SET TASK: Pictures in the data below are not part of the copy; transcribe everything else exactly.

---- TASK INPUT

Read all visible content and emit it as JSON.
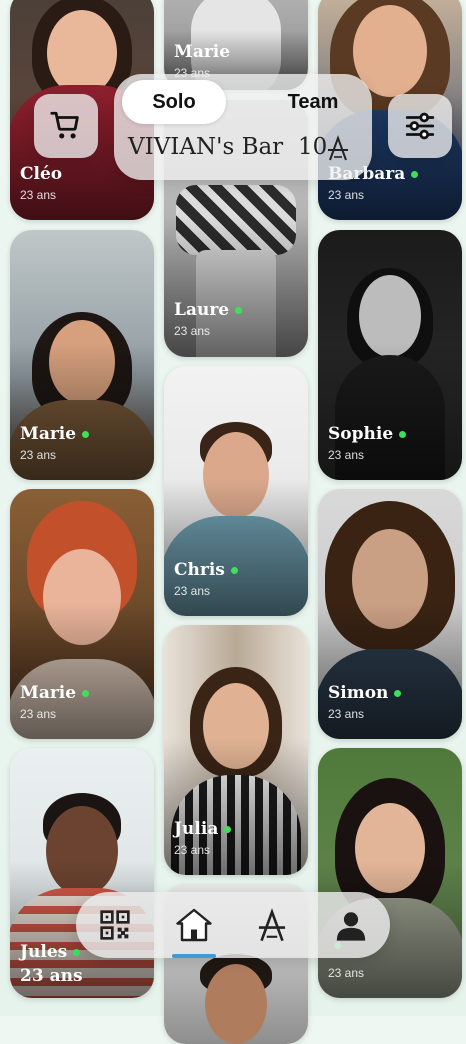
{
  "header": {
    "tabs": [
      {
        "label": "Solo",
        "active": true
      },
      {
        "label": "Team",
        "active": false
      }
    ],
    "venue_name": "VIVIAN's Bar",
    "table_number": "10",
    "cart_icon": "cart-icon",
    "filter_icon": "sliders-icon"
  },
  "profiles": {
    "left": [
      {
        "name": "Cléo",
        "age": "23 ans",
        "online": false
      },
      {
        "name": "Marie",
        "age": "23 ans",
        "online": true
      },
      {
        "name": "Marie",
        "age": "23 ans",
        "online": true
      },
      {
        "name": "Jules",
        "age": "23 ans",
        "online": true
      }
    ],
    "middle": [
      {
        "name": "Marie",
        "age": "23 ans",
        "online": false
      },
      {
        "name": "Laure",
        "age": "23 ans",
        "online": true
      },
      {
        "name": "Chris",
        "age": "23 ans",
        "online": true
      },
      {
        "name": "Julia",
        "age": "23 ans",
        "online": true
      }
    ],
    "right": [
      {
        "name": "Barbara",
        "age": "23 ans",
        "online": true
      },
      {
        "name": "Sophie",
        "age": "23 ans",
        "online": true
      },
      {
        "name": "Simon",
        "age": "23 ans",
        "online": true
      },
      {
        "name": "",
        "age": "23 ans",
        "online": true
      }
    ]
  },
  "bottom_nav": {
    "items": [
      {
        "icon": "qr-code-icon",
        "active": false
      },
      {
        "icon": "home-icon",
        "active": true
      },
      {
        "icon": "table-icon",
        "active": false
      },
      {
        "icon": "profile-icon",
        "active": false
      }
    ]
  },
  "colors": {
    "online_dot": "#3ee05a",
    "active_indicator": "#3d9bd8"
  }
}
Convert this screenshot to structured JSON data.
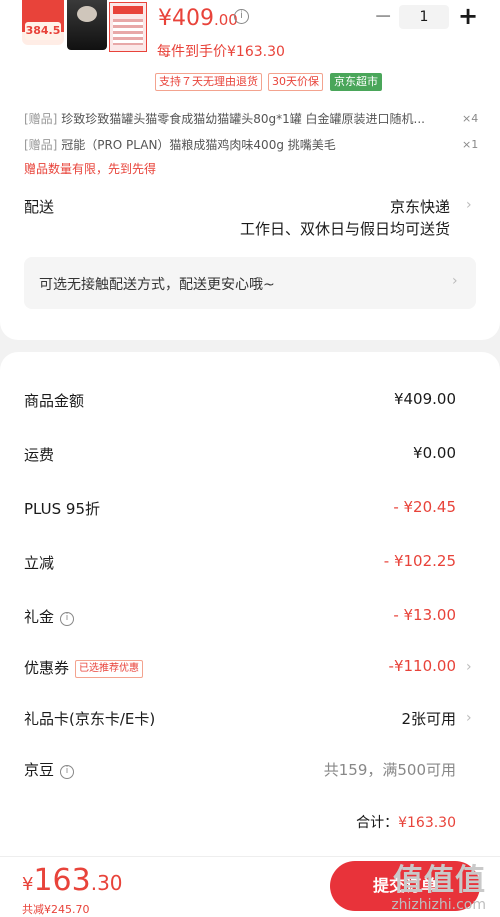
{
  "item": {
    "thumb_badge": "384.5",
    "price_main": "¥409",
    "price_cents": ".00",
    "qty_minus": "−",
    "quantity": "1",
    "qty_plus": "+",
    "unit_price": "每件到手价¥163.30",
    "tags": [
      "支持７天无理由退货",
      "30天价保",
      "京东超市"
    ]
  },
  "gifts": [
    {
      "tag": "[赠品]",
      "name": "珍致珍致猫罐头猫零食成猫幼猫罐头80g*1罐 白金罐原装进口随机...",
      "qty": "×4"
    },
    {
      "tag": "[赠品]",
      "name": "冠能（PRO PLAN）猫粮成猫鸡肉味400g 挑嘴美毛",
      "qty": "×1"
    }
  ],
  "gift_note": "赠品数量有限，先到先得",
  "delivery": {
    "label": "配送",
    "carrier": "京东快递",
    "schedule": "工作日、双休日与假日均可送货",
    "contactless": "可选无接触配送方式，配送更安心哦~"
  },
  "summary": [
    {
      "label": "商品金额",
      "value": "¥409.00",
      "style": "dark"
    },
    {
      "label": "运费",
      "value": "¥0.00",
      "style": "dark"
    },
    {
      "label": "PLUS 95折",
      "value": "- ¥20.45",
      "style": "red"
    },
    {
      "label": "立减",
      "value": "- ¥102.25",
      "style": "red"
    },
    {
      "label": "礼金",
      "value": "- ¥13.00",
      "style": "red",
      "info": true
    },
    {
      "label": "优惠券",
      "value": "-¥110.00",
      "style": "red",
      "tag": "已选推荐优惠",
      "chevron": true
    },
    {
      "label": "礼品卡(京东卡/E卡)",
      "value": "2张可用",
      "style": "dark",
      "chevron": true
    },
    {
      "label": "京豆",
      "value": "共159，满500可用",
      "style": "gray",
      "info": true
    }
  ],
  "total": {
    "label": "合计：",
    "amount": "¥163.30"
  },
  "bottom_bar": {
    "yen": "¥",
    "price": "163",
    "cents": ".30",
    "saved": "共减¥245.70",
    "submit": "提交订单"
  },
  "watermark": {
    "logo": "值值值",
    "text": "zhizhizhi.com"
  },
  "colors": {
    "accent": "#e8433a",
    "jd_supermarket": "#4aa65a",
    "background": "#f2f2f2"
  }
}
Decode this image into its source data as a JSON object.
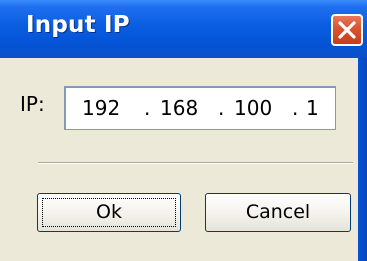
{
  "window": {
    "title": "Input IP"
  },
  "form": {
    "ip_label": "IP:",
    "octets": [
      "192",
      "168",
      "100",
      "1"
    ],
    "dot": "."
  },
  "buttons": {
    "ok_label": "Ok",
    "cancel_label": "Cancel"
  },
  "icons": {
    "close": "close-icon"
  },
  "colors": {
    "titlebar": "#0a5de0",
    "close_button": "#d9532f",
    "dialog_background": "#ece9d8",
    "field_border": "#7f9db9",
    "button_border": "#003c74"
  }
}
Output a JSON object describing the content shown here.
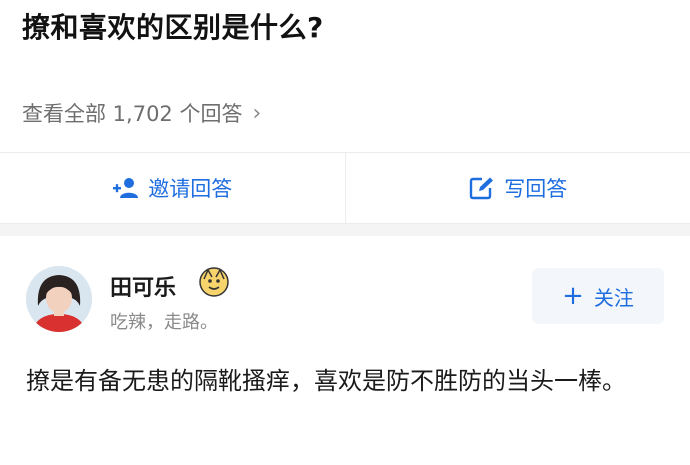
{
  "question": {
    "title": "撩和喜欢的区别是什么?",
    "view_all_label": "查看全部 1,702 个回答",
    "chevron": "›"
  },
  "actions": {
    "invite_label": "邀请回答",
    "invite_icon": "add-person-icon",
    "write_label": "写回答",
    "write_icon": "edit-icon"
  },
  "answer": {
    "author_name": "田可乐",
    "author_bio": "吃辣，走路。",
    "follow_label": "关注",
    "follow_plus": "+",
    "text": "撩是有备无患的隔靴搔痒，喜欢是防不胜防的当头一棒。"
  },
  "colors": {
    "accent": "#1f6ee0",
    "muted": "#8a8a8a",
    "title": "#121212"
  }
}
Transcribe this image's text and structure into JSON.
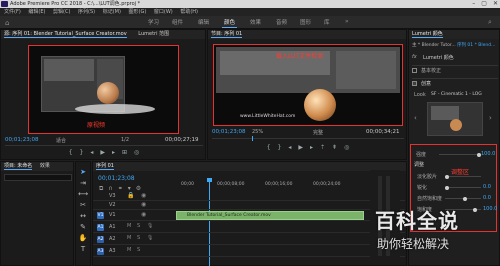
{
  "window": {
    "title": "Adobe Premiere Pro CC 2018 - C:\\...\\LUT调色.prproj *",
    "controls": [
      "–",
      "▢",
      "✕"
    ]
  },
  "menu": [
    "文件(F)",
    "编辑(E)",
    "剪辑(C)",
    "序列(S)",
    "标记(M)",
    "图形(G)",
    "窗口(W)",
    "帮助(H)"
  ],
  "workspaces": [
    "学习",
    "组件",
    "编辑",
    "颜色",
    "效果",
    "音频",
    "图形",
    "库"
  ],
  "workspace_active": "颜色",
  "source": {
    "tabs": [
      "源: 序列 01: Blender Tutorial_Surface Creator.mov",
      "Lumetri 范围"
    ],
    "annotation": "原视频",
    "timecode": "00;01;23;08",
    "fit": "适合",
    "scale": "1/2",
    "duration": "00;00;27;19"
  },
  "program": {
    "tab": "节目: 序列 01",
    "annotation": "载入LUT文件检测",
    "timecode": "00;01;23;08",
    "zoom": "25%",
    "quality": "完整",
    "duration": "00;00;34;21",
    "watermark": "www.LittleWhiteHat.com"
  },
  "lumetri": {
    "tab": "Lumetri 颜色",
    "clip_left": "主 * Blender Tutor...",
    "clip_right": "序列 01 * Blend...",
    "fx": "fx",
    "label_lumetri": "Lumetri 颜色",
    "basic": "基本校正",
    "creative": "创意",
    "look_label": "Look",
    "look_value": "SF - Cinematic 1 - LOG",
    "adjust_label": "强度",
    "adjust_value": "100.0",
    "sect_adjust": "调整",
    "params": [
      {
        "label": "淡化胶片",
        "value": "0.0"
      },
      {
        "label": "锐化",
        "value": "0.0"
      },
      {
        "label": "自然饱和度",
        "value": "0.0"
      },
      {
        "label": "饱和度",
        "value": "100.0"
      }
    ],
    "annotation": "调整区"
  },
  "project": {
    "tabs": [
      "项目: 未命名",
      "效果"
    ]
  },
  "timeline": {
    "tab": "序列 01",
    "timecode": "00;01;23;08",
    "ruler": [
      "00;00",
      "00;00;08;00",
      "00;00;16;00",
      "00;00;24;00",
      "00;00;"
    ],
    "video_tracks": [
      "V3",
      "V2",
      "V1"
    ],
    "audio_tracks": [
      "A1",
      "A2",
      "A3"
    ],
    "clip_name": "Blender Tutorial_Surface Creator.mov"
  },
  "watermark": {
    "text": "百科全说",
    "sub": "助你轻松解决"
  }
}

--------

ANSWER TO THIS EXERCISE:
Read all visible content and emit it as JSON.
{
  "header": {
    "tabs": [
      {
        "label": "Solo",
        "active": true
      },
      {
        "label": "Team",
        "active": false
      }
    ],
    "venue_name": "VIVIAN's Bar",
    "table_number": "10",
    "cart_icon": "cart-icon",
    "filter_icon": "sliders-icon"
  },
  "profiles": {
    "left": [
      {
        "name": "Cléo",
        "age": "23 ans",
        "online": false
      },
      {
        "name": "Marie",
        "age": "23 ans",
        "online": true
      },
      {
        "name": "Marie",
        "age": "23 ans",
        "online": true
      },
      {
        "name": "Jules",
        "age": "23 ans",
        "online": true
      }
    ],
    "middle": [
      {
        "name": "Marie",
        "age": "23 ans",
        "online": false
      },
      {
        "name": "Laure",
        "age": "23 ans",
        "online": true
      },
      {
        "name": "Chris",
        "age": "23 ans",
        "online": true
      },
      {
        "name": "Julia",
        "age": "23 ans",
        "online": true
      }
    ],
    "right": [
      {
        "name": "Barbara",
        "age": "23 ans",
        "online": true
      },
      {
        "name": "Sophie",
        "age": "23 ans",
        "online": true
      },
      {
        "name": "Simon",
        "age": "23 ans",
        "online": true
      },
      {
        "name": "",
        "age": "23 ans",
        "online": true
      }
    ]
  },
  "bottom_nav": {
    "items": [
      {
        "icon": "qr-code-icon",
        "active": false
      },
      {
        "icon": "home-icon",
        "active": true
      },
      {
        "icon": "table-icon",
        "active": false
      },
      {
        "icon": "profile-icon",
        "active": false
      }
    ]
  },
  "colors": {
    "online_dot": "#3ee05a",
    "active_indicator": "#3d9bd8"
  }
}
Convert this screenshot to structured JSON data.
{
  "item": {
    "thumb_badge": "384.5",
    "price_main": "¥409",
    "price_cents": ".00",
    "qty_minus": "−",
    "quantity": "1",
    "qty_plus": "+",
    "unit_price": "每件到手价¥163.30",
    "tags": [
      "支持７天无理由退货",
      "30天价保",
      "京东超市"
    ]
  },
  "gifts": [
    {
      "tag": "[赠品]",
      "name": "珍致珍致猫罐头猫零食成猫幼猫罐头80g*1罐 白金罐原装进口随机...",
      "qty": "×4"
    },
    {
      "tag": "[赠品]",
      "name": "冠能（PRO PLAN）猫粮成猫鸡肉味400g 挑嘴美毛",
      "qty": "×1"
    }
  ],
  "gift_note": "赠品数量有限，先到先得",
  "delivery": {
    "label": "配送",
    "carrier": "京东快递",
    "schedule": "工作日、双休日与假日均可送货",
    "contactless": "可选无接触配送方式，配送更安心哦~"
  },
  "summary": [
    {
      "label": "商品金额",
      "value": "¥409.00",
      "style": "dark"
    },
    {
      "label": "运费",
      "value": "¥0.00",
      "style": "dark"
    },
    {
      "label": "PLUS 95折",
      "value": "- ¥20.45",
      "style": "red"
    },
    {
      "label": "立减",
      "value": "- ¥102.25",
      "style": "red"
    },
    {
      "label": "礼金",
      "value": "- ¥13.00",
      "style": "red",
      "info": true
    },
    {
      "label": "优惠券",
      "value": "-¥110.00",
      "style": "red",
      "tag": "已选推荐优惠",
      "chevron": true
    },
    {
      "label": "礼品卡(京东卡/E卡)",
      "value": "2张可用",
      "style": "dark",
      "chevron": true
    },
    {
      "label": "京豆",
      "value": "共159，满500可用",
      "style": "gray",
      "info": true
    }
  ],
  "total": {
    "label": "合计：",
    "amount": "¥163.30"
  },
  "bottom_bar": {
    "yen": "¥",
    "price": "163",
    "cents": ".30",
    "saved": "共减¥245.70",
    "submit": "提交订单"
  },
  "watermark": {
    "logo": "值值值",
    "text": "zhizhizhi.com"
  },
  "colors": {
    "accent": "#e8433a",
    "jd_supermarket": "#4aa65a",
    "background": "#f2f2f2"
  }
}
Decode this image into its source data as a JSON object.
{
  "window": {
    "title": "Input IP"
  },
  "form": {
    "ip_label": "IP:",
    "octets": [
      "192",
      "168",
      "100",
      "1"
    ],
    "dot": "."
  },
  "buttons": {
    "ok_label": "Ok",
    "cancel_label": "Cancel"
  },
  "icons": {
    "close": "close-icon"
  },
  "colors": {
    "titlebar": "#0a5de0",
    "close_button": "#d9532f",
    "dialog_background": "#ece9d8",
    "field_border": "#7f9db9",
    "button_border": "#003c74"
  }
}
Output a JSON object describing the content shown here.
{
  "question": {
    "title": "撩和喜欢的区别是什么?",
    "view_all_label": "查看全部 1,702 个回答",
    "chevron": "›"
  },
  "actions": {
    "invite_label": "邀请回答",
    "invite_icon": "add-person-icon",
    "write_label": "写回答",
    "write_icon": "edit-icon"
  },
  "answer": {
    "author_name": "田可乐",
    "author_bio": "吃辣，走路。",
    "follow_label": "关注",
    "follow_plus": "+",
    "text": "撩是有备无患的隔靴搔痒，喜欢是防不胜防的当头一棒。"
  },
  "colors": {
    "accent": "#1f6ee0",
    "muted": "#8a8a8a",
    "title": "#121212"
  }
}
Transcribe this image's text and structure into JSON.
{
  "window": {
    "title": "Adobe Premiere Pro CC 2018 - C:\\...\\LUT调色.prproj *",
    "controls": [
      "–",
      "▢",
      "✕"
    ]
  },
  "menu": [
    "文件(F)",
    "编辑(E)",
    "剪辑(C)",
    "序列(S)",
    "标记(M)",
    "图形(G)",
    "窗口(W)",
    "帮助(H)"
  ],
  "workspaces": [
    "学习",
    "组件",
    "编辑",
    "颜色",
    "效果",
    "音频",
    "图形",
    "库"
  ],
  "workspace_active": "颜色",
  "source": {
    "tabs": [
      "源: 序列 01: Blender Tutorial_Surface Creator.mov",
      "Lumetri 范围"
    ],
    "annotation": "原视频",
    "timecode": "00;01;23;08",
    "fit": "适合",
    "scale": "1/2",
    "duration": "00;00;27;19"
  },
  "program": {
    "tab": "节目: 序列 01",
    "annotation": "载入LUT文件检测",
    "timecode": "00;01;23;08",
    "zoom": "25%",
    "quality": "完整",
    "duration": "00;00;34;21",
    "watermark": "www.LittleWhiteHat.com"
  },
  "lumetri": {
    "tab": "Lumetri 颜色",
    "clip_left": "主 * Blender Tutor...",
    "clip_right": "序列 01 * Blend...",
    "fx": "fx",
    "label_lumetri": "Lumetri 颜色",
    "basic": "基本校正",
    "creative": "创意",
    "look_label": "Look",
    "look_value": "SF - Cinematic 1 - LOG",
    "adjust_label": "强度",
    "adjust_value": "100.0",
    "sect_adjust": "调整",
    "params": [
      {
        "label": "淡化胶片",
        "value": "0.0"
      },
      {
        "label": "锐化",
        "value": "0.0"
      },
      {
        "label": "自然饱和度",
        "value": "0.0"
      },
      {
        "label": "饱和度",
        "value": "100.0"
      }
    ],
    "annotation": "调整区"
  },
  "project": {
    "tabs": [
      "项目: 未命名",
      "效果"
    ]
  },
  "timeline": {
    "tab": "序列 01",
    "timecode": "00;01;23;08",
    "ruler": [
      "00;00",
      "00;00;08;00",
      "00;00;16;00",
      "00;00;24;00",
      "00;00;"
    ],
    "video_tracks": [
      "V3",
      "V2",
      "V1"
    ],
    "audio_tracks": [
      "A1",
      "A2",
      "A3"
    ],
    "clip_name": "Blender Tutorial_Surface Creator.mov"
  },
  "watermark": {
    "text": "百科全说",
    "sub": "助你轻松解决"
  }
}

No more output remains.